Available data Block Start

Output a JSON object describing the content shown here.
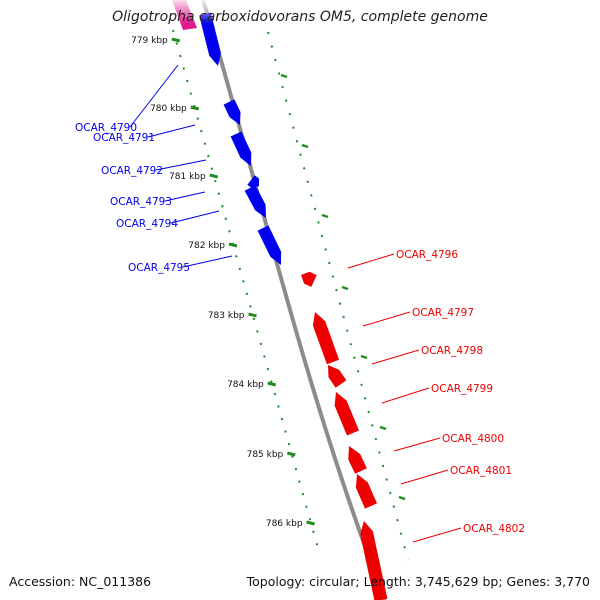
{
  "title": "Oligotropha carboxidovorans OM5, complete genome",
  "footer": {
    "accession": "Accession: NC_011386",
    "topology": "Topology: circular; Length: 3,745,629 bp; Genes: 3,770"
  },
  "colors": {
    "forward_strand": "#0000ee",
    "reverse_strand": "#ee0000",
    "rna_feature": "#e0188a",
    "backbone": "#909090",
    "tick_marks": "#228b22"
  },
  "ticks": [
    {
      "label": "779 kbp",
      "kbp": 779
    },
    {
      "label": "780 kbp",
      "kbp": 780
    },
    {
      "label": "781 kbp",
      "kbp": 781
    },
    {
      "label": "782 kbp",
      "kbp": 782
    },
    {
      "label": "783 kbp",
      "kbp": 783
    },
    {
      "label": "784 kbp",
      "kbp": 784
    },
    {
      "label": "785 kbp",
      "kbp": 785
    },
    {
      "label": "786 kbp",
      "kbp": 786
    }
  ],
  "genes_forward": [
    {
      "label": "OCAR_4790"
    },
    {
      "label": "OCAR_4791"
    },
    {
      "label": "OCAR_4792"
    },
    {
      "label": "OCAR_4793"
    },
    {
      "label": "OCAR_4794"
    },
    {
      "label": "OCAR_4795"
    }
  ],
  "genes_reverse": [
    {
      "label": "OCAR_4796"
    },
    {
      "label": "OCAR_4797"
    },
    {
      "label": "OCAR_4798"
    },
    {
      "label": "OCAR_4799"
    },
    {
      "label": "OCAR_4800"
    },
    {
      "label": "OCAR_4801"
    },
    {
      "label": "OCAR_4802"
    }
  ]
}
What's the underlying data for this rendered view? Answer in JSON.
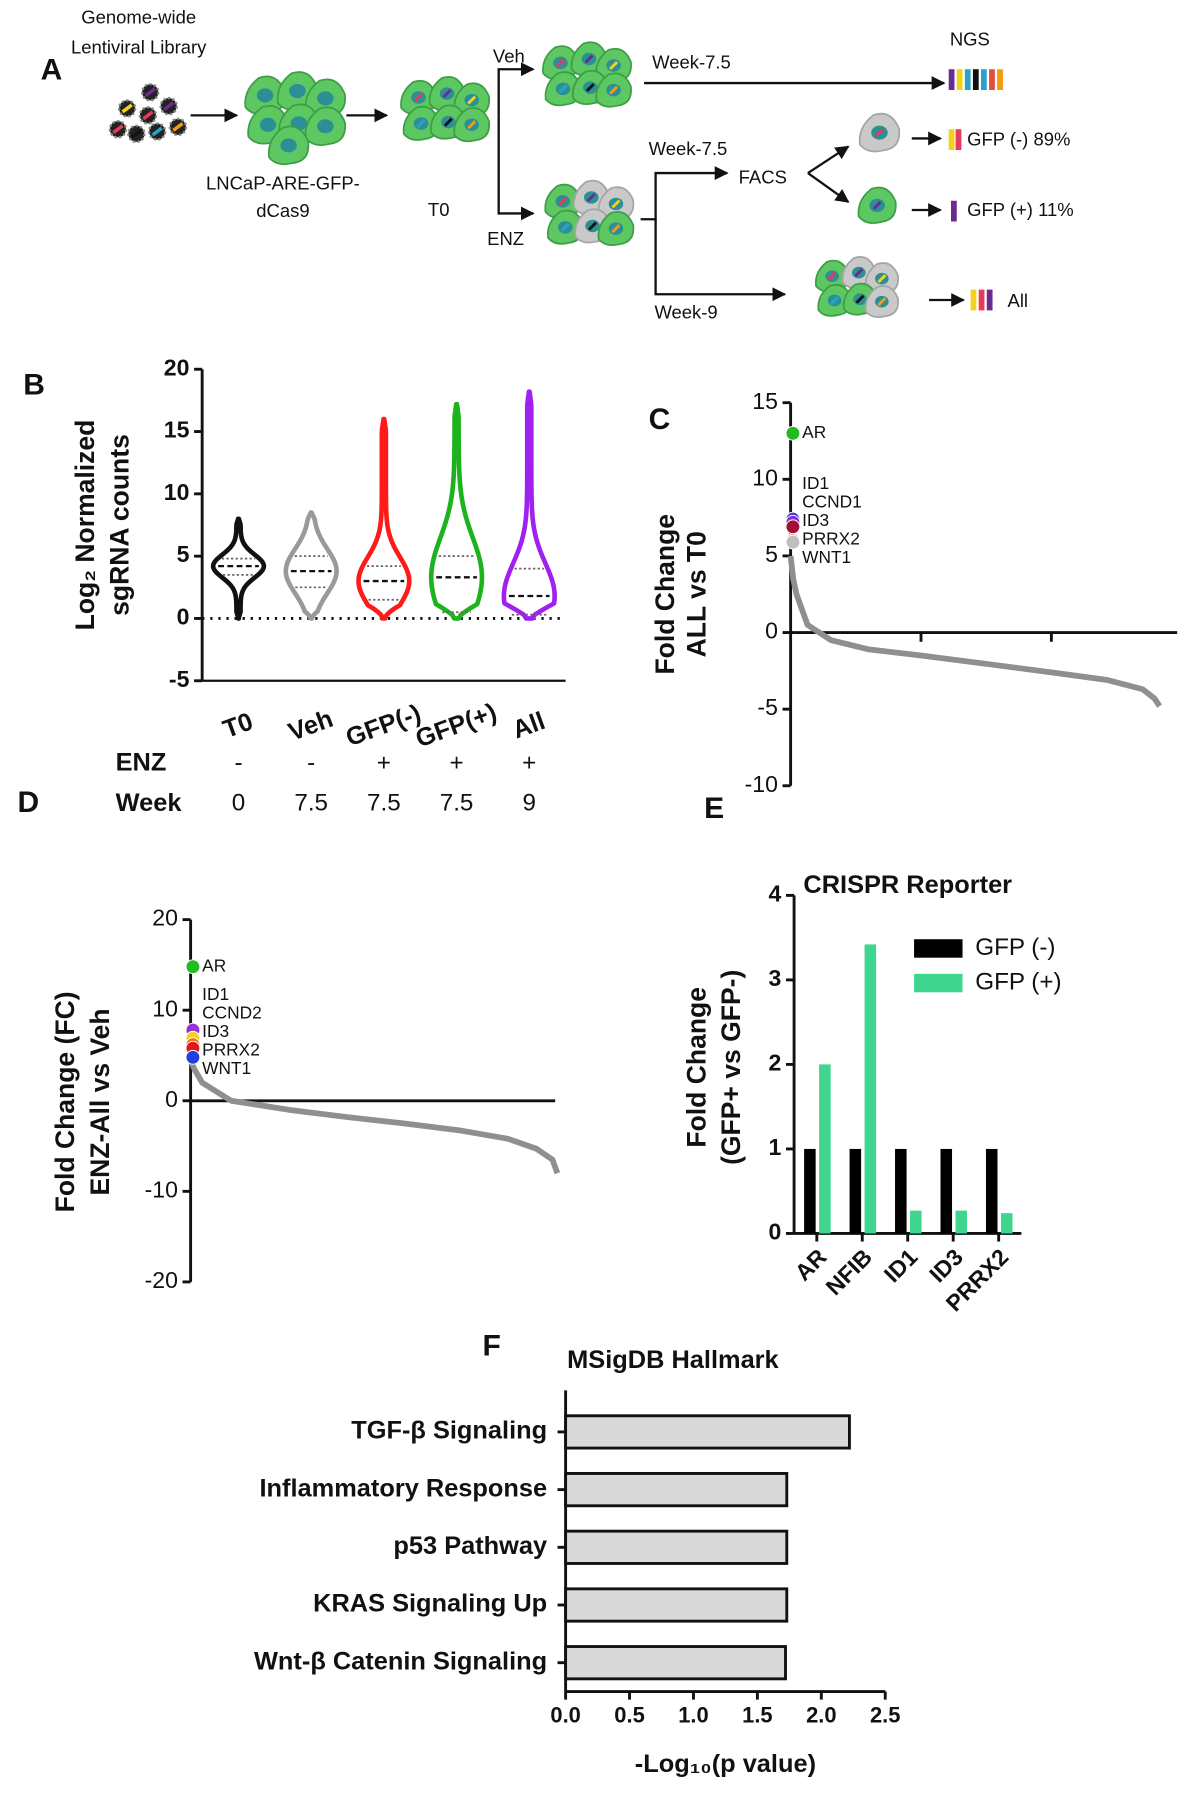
{
  "panel_labels": [
    "A",
    "B",
    "C",
    "D",
    "E",
    "F"
  ],
  "diagram": {
    "library": [
      "Genome-wide",
      "Lentiviral Library"
    ],
    "cell_line": [
      "LNCaP-ARE-GFP-",
      "dCas9"
    ],
    "t0": "T0",
    "veh": "Veh",
    "enz": "ENZ",
    "veh_week": "Week-7.5",
    "ngs": "NGS",
    "enz_week": "Week-7.5",
    "facs": "FACS",
    "gfp_neg": "GFP (-) 89%",
    "gfp_pos": "GFP (+) 11%",
    "late_week": "Week-9",
    "all": "All"
  },
  "chart_data": [
    {
      "type": "violin",
      "ylabel": [
        "Log₂ Normalized",
        "sgRNA counts"
      ],
      "categories": [
        "T0",
        "Veh",
        "GFP(-)",
        "GFP(+)",
        "All"
      ],
      "colors": [
        "#111111",
        "#9a9a9a",
        "#ff1a1a",
        "#1db31d",
        "#a020f0"
      ],
      "violins": [
        {
          "min": 0,
          "q1": 3.5,
          "median": 4.2,
          "q3": 4.8,
          "max": 8
        },
        {
          "min": 0,
          "q1": 2.5,
          "median": 3.8,
          "q3": 5,
          "max": 8.5
        },
        {
          "min": 0,
          "q1": 1.5,
          "median": 3,
          "q3": 4.2,
          "max": 16
        },
        {
          "min": 0,
          "q1": 0.5,
          "median": 3.3,
          "q3": 5,
          "max": 17.2
        },
        {
          "min": 0,
          "q1": 0.3,
          "median": 1.8,
          "q3": 4,
          "max": 18.2
        }
      ],
      "ylim": [
        -5,
        20
      ],
      "yticks": [
        -5,
        0,
        5,
        10,
        15,
        20
      ],
      "reference_line": 0,
      "conditions": {
        "rows": [
          {
            "label": "ENZ",
            "values": [
              "-",
              "-",
              "+",
              "+",
              "+"
            ]
          },
          {
            "label": "Week",
            "values": [
              0,
              7.5,
              7.5,
              7.5,
              9
            ]
          }
        ]
      }
    },
    {
      "type": "ranked",
      "ylabel": [
        "Fold Change",
        "ALL vs T0"
      ],
      "x": [
        0,
        20,
        45,
        130,
        310,
        600,
        1000,
        1460,
        2000,
        2430,
        2700,
        2790,
        2830
      ],
      "values": [
        5,
        3.5,
        2.5,
        0.5,
        -0.5,
        -1.1,
        -1.5,
        -2,
        -2.6,
        -3.1,
        -3.7,
        -4.3,
        -4.8
      ],
      "color": "#8f8f8f",
      "xlim": [
        0,
        3000
      ],
      "xticks": [
        1000,
        2000
      ],
      "ylim": [
        -10,
        15
      ],
      "yticks": [
        -10,
        -5,
        0,
        5,
        10,
        15
      ],
      "highlights": [
        {
          "name": "AR",
          "value": 13,
          "color": "#22bb22"
        },
        {
          "name": "ID1",
          "value": 7.4,
          "color": "#3a3ad8"
        },
        {
          "name": "CCND1",
          "value": 7.2,
          "color": "#8a2be2"
        },
        {
          "name": "ID3",
          "value": 6.9,
          "color": "#a01030"
        },
        {
          "name": "PRRX2",
          "value": 6,
          "color": "#f07070"
        },
        {
          "name": "WNT1",
          "value": 5.9,
          "color": "#c0c0c0"
        }
      ]
    },
    {
      "type": "ranked",
      "ylabel": [
        "Fold Change (FC)",
        "ENZ-All vs Veh"
      ],
      "x": [
        0,
        30,
        94,
        330,
        800,
        1270,
        1730,
        2200,
        2580,
        2810,
        2940,
        2980
      ],
      "values": [
        4.5,
        3.5,
        2,
        0,
        -1,
        -1.8,
        -2.5,
        -3.3,
        -4.2,
        -5.3,
        -6.5,
        -8
      ],
      "color": "#8f8f8f",
      "xlim": [
        0,
        3000
      ],
      "ylim": [
        -20,
        20
      ],
      "yticks": [
        -20,
        -10,
        0,
        10,
        20
      ],
      "highlights": [
        {
          "name": "AR",
          "value": 14.8,
          "color": "#22bb22"
        },
        {
          "name": "ID1",
          "value": 7.8,
          "color": "#9b30d9"
        },
        {
          "name": "CCND2",
          "value": 6.9,
          "color": "#f2d21b"
        },
        {
          "name": "ID3",
          "value": 6.2,
          "color": "#f07020"
        },
        {
          "name": "PRRX2",
          "value": 5.8,
          "color": "#e01818"
        },
        {
          "name": "WNT1",
          "value": 4.8,
          "color": "#2040e0"
        }
      ]
    },
    {
      "type": "bar",
      "title": "CRISPR Reporter",
      "ylabel": [
        "Fold Change",
        "(GFP+ vs GFP-)"
      ],
      "categories": [
        "AR",
        "NFIB",
        "ID1",
        "ID3",
        "PRRX2"
      ],
      "series": [
        {
          "name": "GFP (-)",
          "color": "#000000",
          "values": [
            1,
            1,
            1,
            1,
            1
          ]
        },
        {
          "name": "GFP (+)",
          "color": "#3fd58f",
          "values": [
            2,
            3.42,
            0.27,
            0.27,
            0.24
          ]
        }
      ],
      "ylim": [
        0,
        4
      ],
      "yticks": [
        0,
        1,
        2,
        3,
        4
      ],
      "legend": "upper-right"
    },
    {
      "type": "barh",
      "title": "MSigDB Hallmark",
      "xlabel": "-Log₁₀(p value)",
      "categories": [
        "TGF-β Signaling",
        "Inflammatory Response",
        "p53 Pathway",
        "KRAS Signaling Up",
        "Wnt-β Catenin Signaling"
      ],
      "values": [
        2.22,
        1.73,
        1.73,
        1.73,
        1.72
      ],
      "color": "#d9d9d9",
      "xlim": [
        0,
        2.5
      ],
      "xticks": [
        {
          "value": 0,
          "label": "0.0"
        },
        0.5,
        {
          "value": 1,
          "label": "1.0"
        },
        1.5,
        {
          "value": 2,
          "label": "2.0"
        },
        2.5
      ]
    }
  ]
}
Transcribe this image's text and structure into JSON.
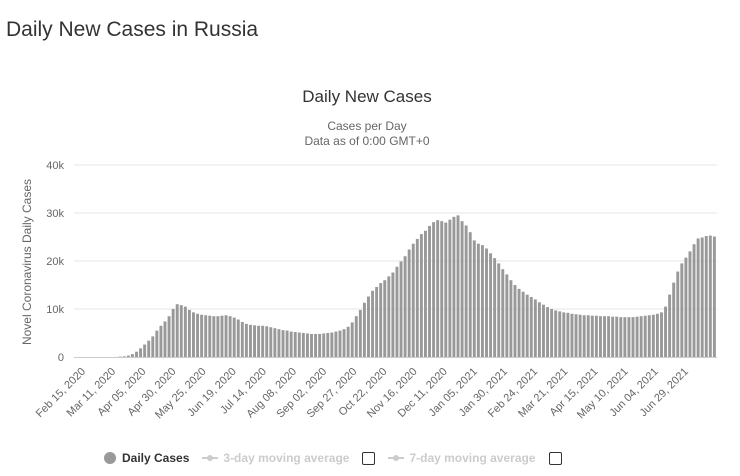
{
  "page": {
    "title": "Daily New Cases in Russia"
  },
  "colors": {
    "bar": "#999999",
    "grid": "#e6e6e6",
    "text": "#333333",
    "muted": "#666666",
    "inactive": "#cccccc"
  },
  "legend": {
    "items": [
      {
        "label": "Daily Cases",
        "active": true,
        "icon": "circle-marker-icon"
      },
      {
        "label": "3-day moving average",
        "active": false,
        "icon": "line-marker-icon"
      },
      {
        "label": "7-day moving average",
        "active": false,
        "icon": "line-marker-icon"
      }
    ]
  },
  "chart_data": {
    "type": "bar",
    "title": "Daily New Cases",
    "subtitle_lines": [
      "Cases per Day",
      "Data as of 0:00 GMT+0"
    ],
    "ylabel": "Novel Coronavirus Daily Cases",
    "xlabel": "",
    "ylim": [
      0,
      40000
    ],
    "yticks": [
      {
        "value": 0,
        "label": "0"
      },
      {
        "value": 10000,
        "label": "10k"
      },
      {
        "value": 20000,
        "label": "20k"
      },
      {
        "value": 30000,
        "label": "30k"
      },
      {
        "value": 40000,
        "label": "40k"
      }
    ],
    "grid": true,
    "x_tick_labels": [
      "Feb 15, 2020",
      "Mar 11, 2020",
      "Apr 05, 2020",
      "Apr 30, 2020",
      "May 25, 2020",
      "Jun 19, 2020",
      "Jul 14, 2020",
      "Aug 08, 2020",
      "Sep 02, 2020",
      "Sep 27, 2020",
      "Oct 22, 2020",
      "Nov 16, 2020",
      "Dec 11, 2020",
      "Jan 05, 2021",
      "Jan 30, 2021",
      "Feb 24, 2021",
      "Mar 21, 2021",
      "Apr 15, 2021",
      "May 10, 2021",
      "Jun 04, 2021",
      "Jun 29, 2021"
    ],
    "series": [
      {
        "name": "Daily Cases",
        "start": "Feb 15, 2020",
        "interval_days": 3,
        "values": [
          0,
          0,
          0,
          0,
          0,
          0,
          0,
          0,
          0,
          0,
          20,
          80,
          150,
          300,
          600,
          1100,
          1800,
          2600,
          3400,
          4300,
          5500,
          6500,
          7400,
          8500,
          10000,
          11000,
          10800,
          10500,
          9800,
          9300,
          9000,
          8800,
          8700,
          8600,
          8500,
          8500,
          8600,
          8700,
          8500,
          8200,
          7800,
          7300,
          6900,
          6700,
          6600,
          6500,
          6500,
          6400,
          6200,
          6000,
          5800,
          5600,
          5500,
          5300,
          5200,
          5100,
          5000,
          4900,
          4800,
          4800,
          4800,
          4900,
          5000,
          5100,
          5300,
          5500,
          5800,
          6300,
          7200,
          8500,
          9800,
          11300,
          12600,
          13800,
          14600,
          15400,
          16000,
          16800,
          17600,
          18800,
          19900,
          21000,
          22400,
          23600,
          24600,
          25600,
          26300,
          27300,
          28100,
          28500,
          28300,
          28000,
          28600,
          29200,
          29500,
          28300,
          27400,
          26000,
          24300,
          23600,
          23300,
          22600,
          21600,
          20600,
          19500,
          18300,
          17200,
          16000,
          15000,
          14200,
          13600,
          13000,
          12500,
          12000,
          11400,
          10900,
          10400,
          10000,
          9700,
          9500,
          9300,
          9200,
          9000,
          8900,
          8800,
          8700,
          8700,
          8600,
          8600,
          8500,
          8500,
          8500,
          8400,
          8400,
          8300,
          8300,
          8300,
          8300,
          8400,
          8500,
          8600,
          8700,
          8800,
          9000,
          9300,
          10500,
          13000,
          15500,
          17800,
          19500,
          20700,
          22000,
          23500,
          24700,
          24900,
          25200,
          25300,
          25100
        ]
      }
    ]
  }
}
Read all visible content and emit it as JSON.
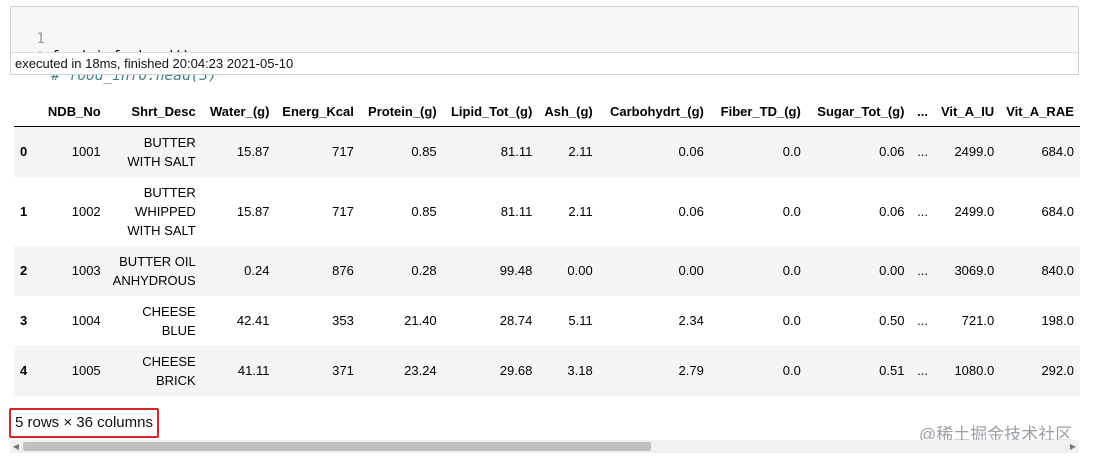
{
  "code_cell": {
    "lines": [
      {
        "num": "1",
        "text": "food_info.head()"
      },
      {
        "num": "2",
        "text": "# food_info.head(3)"
      }
    ],
    "execution_info": "executed in 18ms, finished 20:04:23 2021-05-10"
  },
  "dataframe": {
    "columns": [
      "NDB_No",
      "Shrt_Desc",
      "Water_(g)",
      "Energ_Kcal",
      "Protein_(g)",
      "Lipid_Tot_(g)",
      "Ash_(g)",
      "Carbohydrt_(g)",
      "Fiber_TD_(g)",
      "Sugar_Tot_(g)",
      "...",
      "Vit_A_IU",
      "Vit_A_RAE"
    ],
    "rows": [
      {
        "index": "0",
        "cells": [
          "1001",
          "BUTTER WITH SALT",
          "15.87",
          "717",
          "0.85",
          "81.11",
          "2.11",
          "0.06",
          "0.0",
          "0.06",
          "...",
          "2499.0",
          "684.0"
        ]
      },
      {
        "index": "1",
        "cells": [
          "1002",
          "BUTTER WHIPPED WITH SALT",
          "15.87",
          "717",
          "0.85",
          "81.11",
          "2.11",
          "0.06",
          "0.0",
          "0.06",
          "...",
          "2499.0",
          "684.0"
        ]
      },
      {
        "index": "2",
        "cells": [
          "1003",
          "BUTTER OIL ANHYDROUS",
          "0.24",
          "876",
          "0.28",
          "99.48",
          "0.00",
          "0.00",
          "0.0",
          "0.00",
          "...",
          "3069.0",
          "840.0"
        ]
      },
      {
        "index": "3",
        "cells": [
          "1004",
          "CHEESE BLUE",
          "42.41",
          "353",
          "21.40",
          "28.74",
          "5.11",
          "2.34",
          "0.0",
          "0.50",
          "...",
          "721.0",
          "198.0"
        ]
      },
      {
        "index": "4",
        "cells": [
          "1005",
          "CHEESE BRICK",
          "41.11",
          "371",
          "23.24",
          "29.68",
          "3.18",
          "2.79",
          "0.0",
          "0.51",
          "...",
          "1080.0",
          "292.0"
        ]
      }
    ],
    "shape_summary": "5 rows × 36 columns"
  },
  "watermark": "@稀土掘金技术社区",
  "scrollbar": {
    "left_arrow": "◀",
    "right_arrow": "▶"
  }
}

Available data Block End

• **What this task involves**:
Copy out each line of the data that has the word "JSON" in it.

• **Result below**:
Output a JSON object describing the content shown here.
What's the underlying data for this rendered view? Answer in JSON.
Transcribe this image's text and structure into JSON.
Read all visible content and emit it as JSON.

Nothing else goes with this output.